◆ PROMPT ◆
Quote, without change, all of the lines that follow.

◆ GIVEN DATA ◆

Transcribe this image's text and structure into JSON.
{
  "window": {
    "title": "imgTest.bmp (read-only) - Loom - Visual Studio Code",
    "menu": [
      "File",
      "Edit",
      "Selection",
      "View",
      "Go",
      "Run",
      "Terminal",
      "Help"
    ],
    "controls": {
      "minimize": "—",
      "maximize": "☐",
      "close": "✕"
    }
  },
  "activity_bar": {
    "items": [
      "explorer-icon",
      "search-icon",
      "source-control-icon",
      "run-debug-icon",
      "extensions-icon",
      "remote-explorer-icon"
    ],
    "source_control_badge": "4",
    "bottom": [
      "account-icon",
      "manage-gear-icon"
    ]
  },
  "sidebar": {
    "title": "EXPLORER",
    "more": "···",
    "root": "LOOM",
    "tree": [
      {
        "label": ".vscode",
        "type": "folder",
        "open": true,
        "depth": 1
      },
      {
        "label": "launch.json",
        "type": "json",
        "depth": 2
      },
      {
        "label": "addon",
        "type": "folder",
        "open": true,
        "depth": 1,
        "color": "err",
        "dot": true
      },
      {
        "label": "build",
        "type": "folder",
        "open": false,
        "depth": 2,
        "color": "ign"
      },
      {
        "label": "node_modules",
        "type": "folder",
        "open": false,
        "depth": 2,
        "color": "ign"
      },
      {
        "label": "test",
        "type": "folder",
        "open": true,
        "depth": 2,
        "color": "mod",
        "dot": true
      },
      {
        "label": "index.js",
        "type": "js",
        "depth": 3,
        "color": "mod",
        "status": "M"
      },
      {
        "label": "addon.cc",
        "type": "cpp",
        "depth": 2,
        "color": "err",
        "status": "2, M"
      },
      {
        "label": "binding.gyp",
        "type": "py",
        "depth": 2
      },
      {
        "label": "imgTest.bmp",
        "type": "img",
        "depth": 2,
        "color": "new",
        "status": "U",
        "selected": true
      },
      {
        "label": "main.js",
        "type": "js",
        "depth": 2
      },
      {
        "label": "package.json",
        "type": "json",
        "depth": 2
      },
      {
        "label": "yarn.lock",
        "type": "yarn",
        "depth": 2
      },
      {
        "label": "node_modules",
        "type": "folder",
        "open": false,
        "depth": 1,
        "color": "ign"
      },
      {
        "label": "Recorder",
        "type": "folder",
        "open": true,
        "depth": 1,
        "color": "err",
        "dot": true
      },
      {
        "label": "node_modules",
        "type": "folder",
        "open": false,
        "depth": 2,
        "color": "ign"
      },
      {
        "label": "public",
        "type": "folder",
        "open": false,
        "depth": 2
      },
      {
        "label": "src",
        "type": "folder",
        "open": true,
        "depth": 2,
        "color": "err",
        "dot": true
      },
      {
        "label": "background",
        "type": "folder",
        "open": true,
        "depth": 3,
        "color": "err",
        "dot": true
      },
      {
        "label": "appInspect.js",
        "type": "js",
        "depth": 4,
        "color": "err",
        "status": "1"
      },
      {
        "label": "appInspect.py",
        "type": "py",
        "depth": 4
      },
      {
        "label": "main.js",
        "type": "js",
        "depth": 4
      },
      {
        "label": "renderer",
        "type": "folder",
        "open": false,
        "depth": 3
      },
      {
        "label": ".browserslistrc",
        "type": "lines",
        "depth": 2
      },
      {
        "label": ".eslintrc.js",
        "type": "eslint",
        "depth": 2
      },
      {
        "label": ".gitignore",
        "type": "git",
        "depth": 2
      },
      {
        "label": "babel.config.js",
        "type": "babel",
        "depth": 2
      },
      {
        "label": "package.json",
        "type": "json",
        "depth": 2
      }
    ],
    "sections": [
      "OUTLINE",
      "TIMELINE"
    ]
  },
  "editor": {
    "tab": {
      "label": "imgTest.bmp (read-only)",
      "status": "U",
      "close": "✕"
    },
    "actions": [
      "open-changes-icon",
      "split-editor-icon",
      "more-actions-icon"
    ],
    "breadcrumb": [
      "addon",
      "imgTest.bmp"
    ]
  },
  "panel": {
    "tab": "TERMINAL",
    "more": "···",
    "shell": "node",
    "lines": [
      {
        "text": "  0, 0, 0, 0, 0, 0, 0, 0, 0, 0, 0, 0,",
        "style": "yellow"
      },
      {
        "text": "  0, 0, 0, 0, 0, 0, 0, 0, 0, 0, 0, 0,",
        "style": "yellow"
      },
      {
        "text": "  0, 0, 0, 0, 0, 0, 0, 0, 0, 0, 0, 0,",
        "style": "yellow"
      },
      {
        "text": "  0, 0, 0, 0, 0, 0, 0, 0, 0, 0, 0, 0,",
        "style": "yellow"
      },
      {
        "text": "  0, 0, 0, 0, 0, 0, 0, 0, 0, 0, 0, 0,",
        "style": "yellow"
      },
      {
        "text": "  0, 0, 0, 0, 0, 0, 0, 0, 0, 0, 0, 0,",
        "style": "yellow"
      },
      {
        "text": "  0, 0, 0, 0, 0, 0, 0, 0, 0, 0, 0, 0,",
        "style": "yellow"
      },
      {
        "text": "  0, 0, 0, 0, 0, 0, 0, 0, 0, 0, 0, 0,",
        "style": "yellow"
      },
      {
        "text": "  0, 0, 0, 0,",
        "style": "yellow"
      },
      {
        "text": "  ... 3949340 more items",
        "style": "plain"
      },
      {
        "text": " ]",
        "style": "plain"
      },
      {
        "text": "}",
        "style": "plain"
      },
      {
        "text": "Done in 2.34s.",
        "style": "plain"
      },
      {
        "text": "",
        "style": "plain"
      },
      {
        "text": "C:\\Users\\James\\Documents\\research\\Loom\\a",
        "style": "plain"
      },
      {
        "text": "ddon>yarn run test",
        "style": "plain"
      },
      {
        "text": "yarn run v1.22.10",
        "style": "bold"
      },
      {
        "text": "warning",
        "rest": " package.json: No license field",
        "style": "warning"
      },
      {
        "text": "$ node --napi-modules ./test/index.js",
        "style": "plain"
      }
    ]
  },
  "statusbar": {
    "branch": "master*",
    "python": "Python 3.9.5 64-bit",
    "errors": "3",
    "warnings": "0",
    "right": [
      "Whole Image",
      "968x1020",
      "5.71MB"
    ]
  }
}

◆ FULL SOLUTION ◆
Transcribe this image's text and structure into JSON.
{
  "window": {
    "title": "imgTest.bmp (read-only) - Loom - Visual Studio Code",
    "menu": [
      "File",
      "Edit",
      "Selection",
      "View",
      "Go",
      "Run",
      "Terminal",
      "Help"
    ],
    "controls": {
      "minimize": "—",
      "maximize": "☐",
      "close": "✕"
    }
  },
  "activity_bar": {
    "items": [
      "explorer-icon",
      "search-icon",
      "source-control-icon",
      "run-debug-icon",
      "extensions-icon",
      "remote-explorer-icon"
    ],
    "source_control_badge": "4",
    "bottom": [
      "account-icon",
      "manage-gear-icon"
    ]
  },
  "sidebar": {
    "title": "EXPLORER",
    "more": "···",
    "root": "LOOM",
    "tree": [
      {
        "label": ".vscode",
        "type": "folder",
        "open": true,
        "depth": 1
      },
      {
        "label": "launch.json",
        "type": "json",
        "depth": 2
      },
      {
        "label": "addon",
        "type": "folder",
        "open": true,
        "depth": 1,
        "color": "err",
        "dot": true
      },
      {
        "label": "build",
        "type": "folder",
        "open": false,
        "depth": 2,
        "color": "ign"
      },
      {
        "label": "node_modules",
        "type": "folder",
        "open": false,
        "depth": 2,
        "color": "ign"
      },
      {
        "label": "test",
        "type": "folder",
        "open": true,
        "depth": 2,
        "color": "mod",
        "dot": true
      },
      {
        "label": "index.js",
        "type": "js",
        "depth": 3,
        "color": "mod",
        "status": "M"
      },
      {
        "label": "addon.cc",
        "type": "cpp",
        "depth": 2,
        "color": "err",
        "status": "2, M"
      },
      {
        "label": "binding.gyp",
        "type": "py",
        "depth": 2
      },
      {
        "label": "imgTest.bmp",
        "type": "img",
        "depth": 2,
        "color": "new",
        "status": "U",
        "selected": true
      },
      {
        "label": "main.js",
        "type": "js",
        "depth": 2
      },
      {
        "label": "package.json",
        "type": "json",
        "depth": 2
      },
      {
        "label": "yarn.lock",
        "type": "yarn",
        "depth": 2
      },
      {
        "label": "node_modules",
        "type": "folder",
        "open": false,
        "depth": 1,
        "color": "ign"
      },
      {
        "label": "Recorder",
        "type": "folder",
        "open": true,
        "depth": 1,
        "color": "err",
        "dot": true
      },
      {
        "label": "node_modules",
        "type": "folder",
        "open": false,
        "depth": 2,
        "color": "ign"
      },
      {
        "label": "public",
        "type": "folder",
        "open": false,
        "depth": 2
      },
      {
        "label": "src",
        "type": "folder",
        "open": true,
        "depth": 2,
        "color": "err",
        "dot": true
      },
      {
        "label": "background",
        "type": "folder",
        "open": true,
        "depth": 3,
        "color": "err",
        "dot": true
      },
      {
        "label": "appInspect.js",
        "type": "js",
        "depth": 4,
        "color": "err",
        "status": "1"
      },
      {
        "label": "appInspect.py",
        "type": "py",
        "depth": 4
      },
      {
        "label": "main.js",
        "type": "js",
        "depth": 4
      },
      {
        "label": "renderer",
        "type": "folder",
        "open": false,
        "depth": 3
      },
      {
        "label": ".browserslistrc",
        "type": "lines",
        "depth": 2
      },
      {
        "label": ".eslintrc.js",
        "type": "eslint",
        "depth": 2
      },
      {
        "label": ".gitignore",
        "type": "git",
        "depth": 2
      },
      {
        "label": "babel.config.js",
        "type": "babel",
        "depth": 2
      },
      {
        "label": "package.json",
        "type": "json",
        "depth": 2
      }
    ],
    "sections": [
      "OUTLINE",
      "TIMELINE"
    ]
  },
  "editor": {
    "tab": {
      "label": "imgTest.bmp (read-only)",
      "status": "U",
      "close": "✕"
    },
    "actions": [
      "open-changes-icon",
      "split-editor-icon",
      "more-actions-icon"
    ],
    "breadcrumb": [
      "addon",
      "imgTest.bmp"
    ]
  },
  "panel": {
    "tab": "TERMINAL",
    "more": "···",
    "shell": "node",
    "lines": [
      {
        "text": "  0, 0, 0, 0, 0, 0, 0, 0, 0, 0, 0, 0,",
        "style": "yellow"
      },
      {
        "text": "  0, 0, 0, 0, 0, 0, 0, 0, 0, 0, 0, 0,",
        "style": "yellow"
      },
      {
        "text": "  0, 0, 0, 0, 0, 0, 0, 0, 0, 0, 0, 0,",
        "style": "yellow"
      },
      {
        "text": "  0, 0, 0, 0, 0, 0, 0, 0, 0, 0, 0, 0,",
        "style": "yellow"
      },
      {
        "text": "  0, 0, 0, 0, 0, 0, 0, 0, 0, 0, 0, 0,",
        "style": "yellow"
      },
      {
        "text": "  0, 0, 0, 0, 0, 0, 0, 0, 0, 0, 0, 0,",
        "style": "yellow"
      },
      {
        "text": "  0, 0, 0, 0, 0, 0, 0, 0, 0, 0, 0, 0,",
        "style": "yellow"
      },
      {
        "text": "  0, 0, 0, 0, 0, 0, 0, 0, 0, 0, 0, 0,",
        "style": "yellow"
      },
      {
        "text": "  0, 0, 0, 0,",
        "style": "yellow"
      },
      {
        "text": "  ... 3949340 more items",
        "style": "plain"
      },
      {
        "text": " ]",
        "style": "plain"
      },
      {
        "text": "}",
        "style": "plain"
      },
      {
        "text": "Done in 2.34s.",
        "style": "plain"
      },
      {
        "text": "",
        "style": "plain"
      },
      {
        "text": "C:\\Users\\James\\Documents\\research\\Loom\\a",
        "style": "plain"
      },
      {
        "text": "ddon>yarn run test",
        "style": "plain"
      },
      {
        "text": "yarn run v1.22.10",
        "style": "bold"
      },
      {
        "text": "warning",
        "rest": " package.json: No license field",
        "style": "warning"
      },
      {
        "text": "$ node --napi-modules ./test/index.js",
        "style": "plain"
      }
    ]
  },
  "statusbar": {
    "branch": "master*",
    "python": "Python 3.9.5 64-bit",
    "errors": "3",
    "warnings": "0",
    "right": [
      "Whole Image",
      "968x1020",
      "5.71MB"
    ]
  }
}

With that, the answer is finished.